Written task — Reproduce the records below with every occurrence of "body-paragraph" replaced by "text-block" and everything else unchanged. Omit the pictures from your output.
··· Entries provided
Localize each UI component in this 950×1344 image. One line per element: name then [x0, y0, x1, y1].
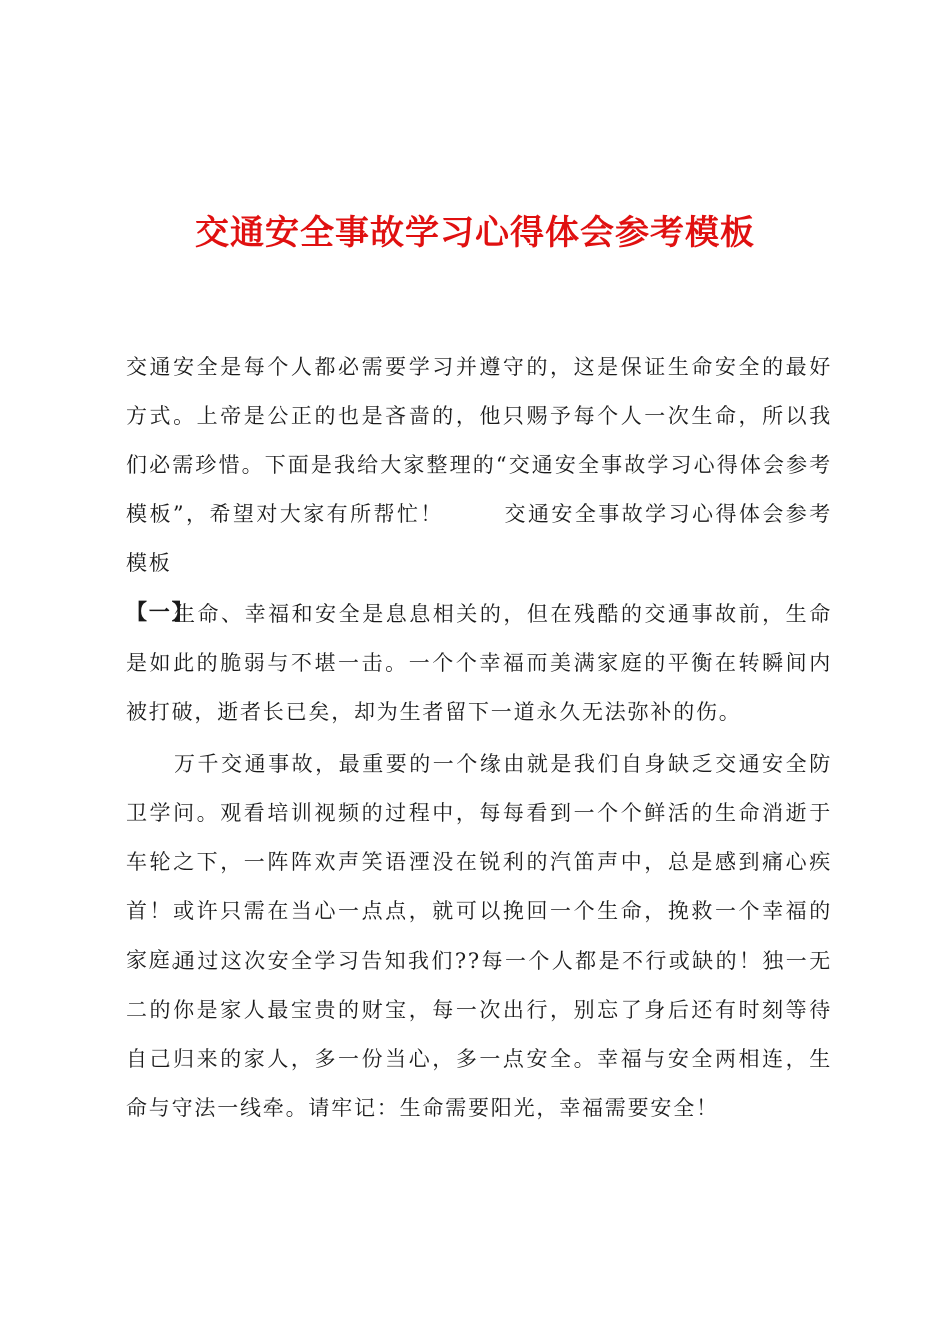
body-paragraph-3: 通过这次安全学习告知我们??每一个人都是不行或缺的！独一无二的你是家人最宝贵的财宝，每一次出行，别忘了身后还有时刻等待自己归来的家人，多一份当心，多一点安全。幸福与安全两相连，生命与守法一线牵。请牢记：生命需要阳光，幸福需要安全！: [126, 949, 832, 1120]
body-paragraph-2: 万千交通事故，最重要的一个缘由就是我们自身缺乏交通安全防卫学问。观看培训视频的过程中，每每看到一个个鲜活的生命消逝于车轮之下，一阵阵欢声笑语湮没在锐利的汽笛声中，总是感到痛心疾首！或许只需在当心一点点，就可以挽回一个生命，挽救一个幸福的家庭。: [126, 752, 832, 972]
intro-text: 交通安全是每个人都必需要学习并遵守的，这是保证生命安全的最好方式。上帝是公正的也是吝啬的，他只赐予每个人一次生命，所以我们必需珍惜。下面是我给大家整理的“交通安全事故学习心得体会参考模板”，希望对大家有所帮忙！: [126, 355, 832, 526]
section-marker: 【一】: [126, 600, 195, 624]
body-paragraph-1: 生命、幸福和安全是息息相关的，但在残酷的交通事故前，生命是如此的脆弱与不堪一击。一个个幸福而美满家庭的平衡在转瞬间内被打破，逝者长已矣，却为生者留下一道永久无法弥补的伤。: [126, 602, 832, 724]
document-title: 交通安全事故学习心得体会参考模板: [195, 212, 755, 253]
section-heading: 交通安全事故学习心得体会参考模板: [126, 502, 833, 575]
······
Exercise solution —
Localize each UI component in this 950×1344 image. One line per element: name then [x0, y0, x1, y1].
text-block-3: 通过这次安全学习告知我们??每一个人都是不行或缺的！独一无二的你是家人最宝贵的财宝，每一次出行，别忘了身后还有时刻等待自己归来的家人，多一份当心，多一点安全。幸福与安全两相连，生命与守法一线牵。请牢记：生命需要阳光，幸福需要安全！: [126, 949, 832, 1120]
text-block-2: 万千交通事故，最重要的一个缘由就是我们自身缺乏交通安全防卫学问。观看培训视频的过程中，每每看到一个个鲜活的生命消逝于车轮之下，一阵阵欢声笑语湮没在锐利的汽笛声中，总是感到痛心疾首！或许只需在当心一点点，就可以挽回一个生命，挽救一个幸福的家庭。: [126, 752, 832, 972]
intro-text: 交通安全是每个人都必需要学习并遵守的，这是保证生命安全的最好方式。上帝是公正的也是吝啬的，他只赐予每个人一次生命，所以我们必需珍惜。下面是我给大家整理的“交通安全事故学习心得体会参考模板”，希望对大家有所帮忙！: [126, 355, 832, 526]
section-marker: 【一】: [126, 600, 195, 624]
text-block-1: 生命、幸福和安全是息息相关的，但在残酷的交通事故前，生命是如此的脆弱与不堪一击。一个个幸福而美满家庭的平衡在转瞬间内被打破，逝者长已矣，却为生者留下一道永久无法弥补的伤。: [126, 602, 832, 724]
document-title: 交通安全事故学习心得体会参考模板: [195, 212, 755, 253]
section-heading: 交通安全事故学习心得体会参考模板: [126, 502, 833, 575]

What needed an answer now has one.